* _Selected extract_
>> Begin

# FAQ



## horseUSA (May 6, 2004)

FAQ :: Read for info on forums.
Link :: http://www.ww2aircraft.net/forum/faq.php


----------



## superpumper (Sep 13, 2006)

Hello everyone. I'm Richard. I've been interested in military aircraft since I was a kid, I think because my dad was career air force. He was also in the navy so I like ships. Anyway I looking forward to learning things here that aren't found in books or on tv.


----------



## superpumper (Sep 13, 2006)

I didn't mention I'm also interested in aircraft crash, rescue firefighting.


----------



## DerAdlerIstGelandet (Sep 14, 2006)

well enjoy the site and welcome.


----------



## ManlyTexan (Oct 21, 2006)

Howdy All,

I'm glad to be a new member of this group, and thank you for accepting me. I am sure that alot of you are here for information, as I am. I to have an intrest in aircraft, mostly during the WW2 era. My father didn't serve in the military during WW2... he was rejected because of health issues. I am proud to say though, that he did do his part for the war effort. He did get a job with Consolidated Aircraft, and spent a year in Calif., away from his wife and new born daughter, and then be employeed at the Consolidated plant in Fort Worth, Tx. He flew with the crews of the B-24's on practice bombing missions to Wicket, Texas. Thats about 350-400 miles West of Ft. Worth. His main job was wiring, and electronics... but for some reason that I never got to ask him about in detail... although he did tell me it was in relation to the bomb sight. In any case he did achieve a Master Electronics status with Consolided... only to come home and assume ownership of his fathers business...at which he retired.

With all that being said, I have restarted a hobby that I gave up years ago, and that is model building, and die cast collecting. I'm loving it. I'm mostly involved in collecting, and building the War Birds of the Pacific. 

I'm willing to help anyone here if I can.

Thank's,
Manly Texan


----------



## DerAdlerIstGelandet (Oct 21, 2006)

Welcome to the site. Hope you stick around and enjoy the site.


----------



## Sparrow (Mar 17, 2007)

Hello 
I'm Sparrow and I have had an interest in aircraft since grammar school. The interest has evolved into a collection of aircraft models and a regular sim flying habit. That's IL 2 + Aces Expansion + Pacific Fighters which is probably the best WWII combat sim available outside the military. I'm looking forward to participating in the forum and picking the brains of the folks that know aircraft.


----------



## DerAdlerIstGelandet (Mar 17, 2007)

You know that this technically is not the place to be posting your "Hi Im new here" post. There is an area for that.

Now having said that. Welcome.


----------

>> End

* _Dataset records_
>> Begin

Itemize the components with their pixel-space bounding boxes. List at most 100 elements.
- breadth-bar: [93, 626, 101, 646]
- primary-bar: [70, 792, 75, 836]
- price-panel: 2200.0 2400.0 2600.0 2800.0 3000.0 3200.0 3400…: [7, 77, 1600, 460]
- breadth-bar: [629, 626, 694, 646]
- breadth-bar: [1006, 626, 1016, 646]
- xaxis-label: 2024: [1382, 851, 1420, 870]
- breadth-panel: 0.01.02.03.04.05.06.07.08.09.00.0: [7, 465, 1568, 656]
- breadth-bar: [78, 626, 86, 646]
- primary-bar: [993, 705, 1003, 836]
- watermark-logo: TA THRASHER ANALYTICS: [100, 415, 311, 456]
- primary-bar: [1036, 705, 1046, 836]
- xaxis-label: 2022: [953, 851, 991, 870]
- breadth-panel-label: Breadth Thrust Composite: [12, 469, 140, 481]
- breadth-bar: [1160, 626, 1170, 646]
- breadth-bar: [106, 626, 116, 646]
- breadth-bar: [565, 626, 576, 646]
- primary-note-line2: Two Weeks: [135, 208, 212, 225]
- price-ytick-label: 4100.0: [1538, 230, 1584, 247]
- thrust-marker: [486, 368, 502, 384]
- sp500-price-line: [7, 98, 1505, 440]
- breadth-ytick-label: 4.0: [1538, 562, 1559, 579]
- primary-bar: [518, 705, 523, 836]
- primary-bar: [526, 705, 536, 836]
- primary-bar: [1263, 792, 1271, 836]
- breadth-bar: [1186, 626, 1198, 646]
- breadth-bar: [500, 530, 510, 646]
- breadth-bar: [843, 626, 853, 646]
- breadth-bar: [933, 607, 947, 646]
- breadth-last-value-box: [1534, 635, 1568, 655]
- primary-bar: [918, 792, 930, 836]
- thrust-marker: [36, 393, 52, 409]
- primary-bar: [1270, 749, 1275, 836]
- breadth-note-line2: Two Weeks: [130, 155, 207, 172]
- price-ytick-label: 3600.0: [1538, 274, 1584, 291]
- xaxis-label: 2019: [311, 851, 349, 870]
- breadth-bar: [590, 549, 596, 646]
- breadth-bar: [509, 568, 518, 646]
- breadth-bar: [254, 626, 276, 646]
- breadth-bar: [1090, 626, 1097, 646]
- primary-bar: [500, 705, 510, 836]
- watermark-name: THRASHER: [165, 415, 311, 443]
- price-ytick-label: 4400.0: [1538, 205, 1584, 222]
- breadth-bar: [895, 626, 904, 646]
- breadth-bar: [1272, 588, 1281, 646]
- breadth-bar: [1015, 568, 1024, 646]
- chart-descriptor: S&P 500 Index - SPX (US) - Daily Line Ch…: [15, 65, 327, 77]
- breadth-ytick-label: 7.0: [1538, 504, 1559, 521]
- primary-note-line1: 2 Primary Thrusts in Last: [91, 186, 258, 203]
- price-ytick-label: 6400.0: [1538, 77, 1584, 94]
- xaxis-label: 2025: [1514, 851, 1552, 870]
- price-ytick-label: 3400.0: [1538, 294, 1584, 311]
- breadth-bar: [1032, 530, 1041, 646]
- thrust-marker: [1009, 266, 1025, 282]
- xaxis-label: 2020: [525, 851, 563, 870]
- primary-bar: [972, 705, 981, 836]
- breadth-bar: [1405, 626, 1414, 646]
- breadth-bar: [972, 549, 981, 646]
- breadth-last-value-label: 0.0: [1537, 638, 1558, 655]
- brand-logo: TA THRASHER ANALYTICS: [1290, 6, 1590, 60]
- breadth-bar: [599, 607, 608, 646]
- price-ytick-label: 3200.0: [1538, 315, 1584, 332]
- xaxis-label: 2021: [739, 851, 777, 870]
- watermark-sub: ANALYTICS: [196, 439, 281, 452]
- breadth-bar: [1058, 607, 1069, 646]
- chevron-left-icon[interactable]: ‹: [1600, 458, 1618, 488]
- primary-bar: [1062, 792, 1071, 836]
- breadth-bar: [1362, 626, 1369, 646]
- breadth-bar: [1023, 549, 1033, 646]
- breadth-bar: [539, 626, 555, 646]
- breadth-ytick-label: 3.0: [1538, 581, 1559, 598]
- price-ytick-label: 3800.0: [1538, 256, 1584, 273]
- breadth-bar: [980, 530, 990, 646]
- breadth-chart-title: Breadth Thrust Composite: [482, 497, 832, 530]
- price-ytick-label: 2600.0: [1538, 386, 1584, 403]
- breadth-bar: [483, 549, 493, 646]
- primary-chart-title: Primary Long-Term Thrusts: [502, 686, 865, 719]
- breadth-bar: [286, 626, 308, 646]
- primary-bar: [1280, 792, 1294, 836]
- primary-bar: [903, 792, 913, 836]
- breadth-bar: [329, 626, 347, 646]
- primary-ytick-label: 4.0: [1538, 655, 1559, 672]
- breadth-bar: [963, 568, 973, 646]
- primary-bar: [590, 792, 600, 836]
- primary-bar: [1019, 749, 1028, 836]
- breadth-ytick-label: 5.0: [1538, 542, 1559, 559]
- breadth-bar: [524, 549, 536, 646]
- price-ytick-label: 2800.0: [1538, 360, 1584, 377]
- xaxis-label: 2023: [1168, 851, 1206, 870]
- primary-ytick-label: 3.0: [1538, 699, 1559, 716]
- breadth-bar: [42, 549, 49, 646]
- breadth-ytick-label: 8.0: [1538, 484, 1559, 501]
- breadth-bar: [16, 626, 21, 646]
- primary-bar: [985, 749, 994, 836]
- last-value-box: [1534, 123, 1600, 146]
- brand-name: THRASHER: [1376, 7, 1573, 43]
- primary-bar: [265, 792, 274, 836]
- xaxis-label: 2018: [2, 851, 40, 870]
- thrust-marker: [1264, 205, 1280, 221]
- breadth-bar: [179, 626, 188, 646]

>> End

* _List of tasks_
**A)** Answer these questions on the thread:
(i) For which company did ManlyTexan's father work during the war?
(ii) Which flight simulator setup does Sparrow name?
(iii) In a second post, what further interest does superpumper mention?
**B)** Write out the part of the thread from "I'm willing to" up to and including "enjoy the site.", copied word for word.
Answer from the thread alone; the items play no part.

* _Solutions by task_
**A)**
(i) Consolidated Aircraft
(ii) IL 2 + Aces Expansion + Pacific Fighters
(iii) Aircraft crash, rescue firefighting

**B)**
I'm willing to help anyone here if I can.

Thank's,
Manly Texan


----------



## DerAdlerIstGelandet (Oct 21, 2006)

Welcome to the site. Hope you stick around and enjoy the site.